---- DATA SUPPLIED

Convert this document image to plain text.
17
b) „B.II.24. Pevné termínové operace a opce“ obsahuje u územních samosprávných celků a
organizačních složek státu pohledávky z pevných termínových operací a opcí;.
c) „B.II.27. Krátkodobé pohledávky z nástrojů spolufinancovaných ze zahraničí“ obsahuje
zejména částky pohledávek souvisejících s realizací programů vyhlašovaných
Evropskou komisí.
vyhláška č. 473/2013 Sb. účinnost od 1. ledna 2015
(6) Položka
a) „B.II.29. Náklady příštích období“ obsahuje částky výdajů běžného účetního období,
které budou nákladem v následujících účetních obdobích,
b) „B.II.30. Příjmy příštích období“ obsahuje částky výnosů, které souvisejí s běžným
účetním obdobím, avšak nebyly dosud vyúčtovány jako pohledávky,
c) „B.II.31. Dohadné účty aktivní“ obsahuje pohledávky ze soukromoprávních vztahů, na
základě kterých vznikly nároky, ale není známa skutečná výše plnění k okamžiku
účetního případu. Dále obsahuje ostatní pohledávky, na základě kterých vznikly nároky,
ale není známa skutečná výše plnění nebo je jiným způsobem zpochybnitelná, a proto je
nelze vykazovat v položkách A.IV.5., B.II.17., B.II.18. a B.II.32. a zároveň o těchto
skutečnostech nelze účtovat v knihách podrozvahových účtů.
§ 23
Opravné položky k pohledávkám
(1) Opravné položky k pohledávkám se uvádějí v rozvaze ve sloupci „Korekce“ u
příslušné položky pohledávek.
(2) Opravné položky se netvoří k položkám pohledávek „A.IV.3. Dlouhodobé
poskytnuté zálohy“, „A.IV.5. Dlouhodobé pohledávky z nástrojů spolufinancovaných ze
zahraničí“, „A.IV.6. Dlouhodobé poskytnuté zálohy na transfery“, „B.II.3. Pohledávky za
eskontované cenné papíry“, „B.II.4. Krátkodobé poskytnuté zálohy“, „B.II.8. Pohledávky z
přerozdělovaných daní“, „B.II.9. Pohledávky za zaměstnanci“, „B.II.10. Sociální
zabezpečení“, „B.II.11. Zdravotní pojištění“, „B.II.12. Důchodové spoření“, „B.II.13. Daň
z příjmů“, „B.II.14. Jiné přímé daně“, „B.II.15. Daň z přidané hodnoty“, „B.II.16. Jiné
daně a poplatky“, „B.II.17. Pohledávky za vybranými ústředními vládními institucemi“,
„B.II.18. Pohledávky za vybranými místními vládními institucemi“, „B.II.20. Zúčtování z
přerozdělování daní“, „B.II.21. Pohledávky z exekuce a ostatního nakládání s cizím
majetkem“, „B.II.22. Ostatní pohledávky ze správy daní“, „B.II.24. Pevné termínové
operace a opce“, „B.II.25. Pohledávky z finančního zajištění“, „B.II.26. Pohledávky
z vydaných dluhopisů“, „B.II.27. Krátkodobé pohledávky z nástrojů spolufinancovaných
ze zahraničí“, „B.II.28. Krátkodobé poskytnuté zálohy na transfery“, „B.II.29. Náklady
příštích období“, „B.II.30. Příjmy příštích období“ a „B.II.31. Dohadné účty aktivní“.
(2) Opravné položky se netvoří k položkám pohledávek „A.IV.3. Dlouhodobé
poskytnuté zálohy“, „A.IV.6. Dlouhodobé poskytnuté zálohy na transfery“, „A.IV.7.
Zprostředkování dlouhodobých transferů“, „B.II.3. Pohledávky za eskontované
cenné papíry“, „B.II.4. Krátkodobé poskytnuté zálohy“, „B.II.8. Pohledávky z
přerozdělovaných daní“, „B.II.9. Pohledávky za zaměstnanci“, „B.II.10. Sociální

--------

Your task is to repeat the data exactly, with nothing left out.

Convert this document image to plain text.
17
b) „B.II.24. Pevné termínové operace a opce“ obsahuje u územních samosprávných celků a
organizačních složek státu pohledávky z pevných termínových operací a opcí;.
c) „B.II.27. Krátkodobé pohledávky z nástrojů spolufinancovaných ze zahraničí“ obsahuje
zejména částky pohledávek souvisejících s realizací programů vyhlašovaných
Evropskou komisí.
vyhláška č. 473/2013 Sb. účinnost od 1. ledna 2015
(6) Položka
a) „B.II.29. Náklady příštích období“ obsahuje částky výdajů běžného účetního období,
které budou nákladem v následujících účetních obdobích,
b) „B.II.30. Příjmy příštích období“ obsahuje částky výnosů, které souvisejí s běžným
účetním obdobím, avšak nebyly dosud vyúčtovány jako pohledávky,
c) „B.II.31. Dohadné účty aktivní“ obsahuje pohledávky ze soukromoprávních vztahů, na
základě kterých vznikly nároky, ale není známa skutečná výše plnění k okamžiku
účetního případu. Dále obsahuje ostatní pohledávky, na základě kterých vznikly nároky,
ale není známa skutečná výše plnění nebo je jiným způsobem zpochybnitelná, a proto je
nelze vykazovat v položkách A.IV.5., B.II.17., B.II.18. a B.II.32. a zároveň o těchto
skutečnostech nelze účtovat v knihách podrozvahových účtů.
§ 23
Opravné položky k pohledávkám
(1) Opravné položky k pohledávkám se uvádějí v rozvaze ve sloupci „Korekce“ u
příslušné položky pohledávek.
(2) Opravné položky se netvoří k položkám pohledávek „A.IV.3. Dlouhodobé
poskytnuté zálohy“, „A.IV.5. Dlouhodobé pohledávky z nástrojů spolufinancovaných ze
zahraničí“, „A.IV.6. Dlouhodobé poskytnuté zálohy na transfery“, „B.II.3. Pohledávky za
eskontované cenné papíry“, „B.II.4. Krátkodobé poskytnuté zálohy“, „B.II.8. Pohledávky z
přerozdělovaných daní“, „B.II.9. Pohledávky za zaměstnanci“, „B.II.10. Sociální
zabezpečení“, „B.II.11. Zdravotní pojištění“, „B.II.12. Důchodové spoření“, „B.II.13. Daň
z příjmů“, „B.II.14. Jiné přímé daně“, „B.II.15. Daň z přidané hodnoty“, „B.II.16. Jiné
daně a poplatky“, „B.II.17. Pohledávky za vybranými ústředními vládními institucemi“,
„B.II.18. Pohledávky za vybranými místními vládními institucemi“, „B.II.20. Zúčtování z
přerozdělování daní“, „B.II.21. Pohledávky z exekuce a ostatního nakládání s cizím
majetkem“, „B.II.22. Ostatní pohledávky ze správy daní“, „B.II.24. Pevné termínové
operace a opce“, „B.II.25. Pohledávky z finančního zajištění“, „B.II.26. Pohledávky
z vydaných dluhopisů“, „B.II.27. Krátkodobé pohledávky z nástrojů spolufinancovaných
ze zahraničí“, „B.II.28. Krátkodobé poskytnuté zálohy na transfery“, „B.II.29. Náklady
příštích období“, „B.II.30. Příjmy příštích období“ a „B.II.31. Dohadné účty aktivní“.
(2) Opravné položky se netvoří k položkám pohledávek „A.IV.3. Dlouhodobé
poskytnuté zálohy“, „A.IV.6. Dlouhodobé poskytnuté zálohy na transfery“, „A.IV.7.
Zprostředkování dlouhodobých transferů“, „B.II.3. Pohledávky za eskontované
cenné papíry“, „B.II.4. Krátkodobé poskytnuté zálohy“, „B.II.8. Pohledávky z
přerozdělovaných daní“, „B.II.9. Pohledávky za zaměstnanci“, „B.II.10. Sociální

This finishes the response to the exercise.